-- START OF Data excerpts --

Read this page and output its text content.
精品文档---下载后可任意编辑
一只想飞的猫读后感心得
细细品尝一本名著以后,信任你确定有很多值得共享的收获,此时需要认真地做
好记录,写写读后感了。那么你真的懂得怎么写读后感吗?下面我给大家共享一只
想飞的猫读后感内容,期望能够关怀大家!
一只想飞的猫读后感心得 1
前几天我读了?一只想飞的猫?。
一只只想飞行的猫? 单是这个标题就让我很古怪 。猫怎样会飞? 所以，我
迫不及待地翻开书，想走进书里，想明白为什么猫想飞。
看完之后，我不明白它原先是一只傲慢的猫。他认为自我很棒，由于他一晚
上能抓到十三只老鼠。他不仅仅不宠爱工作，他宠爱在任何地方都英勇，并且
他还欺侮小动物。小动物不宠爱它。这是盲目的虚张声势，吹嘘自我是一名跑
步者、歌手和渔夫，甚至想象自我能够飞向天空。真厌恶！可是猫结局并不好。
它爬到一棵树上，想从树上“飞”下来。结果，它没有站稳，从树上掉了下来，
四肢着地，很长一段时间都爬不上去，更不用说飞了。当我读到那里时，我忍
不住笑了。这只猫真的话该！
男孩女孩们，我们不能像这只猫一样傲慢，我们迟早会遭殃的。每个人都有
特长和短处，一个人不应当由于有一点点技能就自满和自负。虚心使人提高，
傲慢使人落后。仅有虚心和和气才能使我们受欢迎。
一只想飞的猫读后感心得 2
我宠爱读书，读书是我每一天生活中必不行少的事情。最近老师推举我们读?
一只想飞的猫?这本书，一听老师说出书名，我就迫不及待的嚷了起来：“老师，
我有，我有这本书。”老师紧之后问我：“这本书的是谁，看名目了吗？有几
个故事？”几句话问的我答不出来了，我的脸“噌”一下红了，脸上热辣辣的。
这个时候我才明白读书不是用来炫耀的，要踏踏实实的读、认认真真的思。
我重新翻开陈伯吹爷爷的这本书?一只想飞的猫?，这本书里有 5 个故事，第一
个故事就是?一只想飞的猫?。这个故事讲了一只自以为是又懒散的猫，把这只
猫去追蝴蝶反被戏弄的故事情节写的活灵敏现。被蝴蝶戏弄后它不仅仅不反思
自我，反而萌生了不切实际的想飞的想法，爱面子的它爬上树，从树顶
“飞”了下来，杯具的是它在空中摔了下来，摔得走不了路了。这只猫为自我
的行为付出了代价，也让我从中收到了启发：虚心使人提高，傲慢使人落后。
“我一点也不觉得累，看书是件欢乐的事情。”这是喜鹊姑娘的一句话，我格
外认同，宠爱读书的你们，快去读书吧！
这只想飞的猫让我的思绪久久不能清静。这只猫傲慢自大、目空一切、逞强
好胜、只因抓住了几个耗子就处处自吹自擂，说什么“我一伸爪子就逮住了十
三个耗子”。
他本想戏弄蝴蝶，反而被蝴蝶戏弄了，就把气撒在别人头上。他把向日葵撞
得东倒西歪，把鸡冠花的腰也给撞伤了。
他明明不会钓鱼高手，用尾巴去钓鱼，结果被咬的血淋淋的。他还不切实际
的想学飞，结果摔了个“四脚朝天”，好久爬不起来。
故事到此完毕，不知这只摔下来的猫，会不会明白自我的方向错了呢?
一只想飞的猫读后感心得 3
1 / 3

-- END OF Data excerpts --

Required task: From the records, copy every line that has the string "傲慢使人落后" in it.

The response:
傲慢使人落后。仅有虚心和和气才能使我们受欢迎。
的行为付出了代价，也让我从中收到了启发：虚心使人提高，傲慢使人落后。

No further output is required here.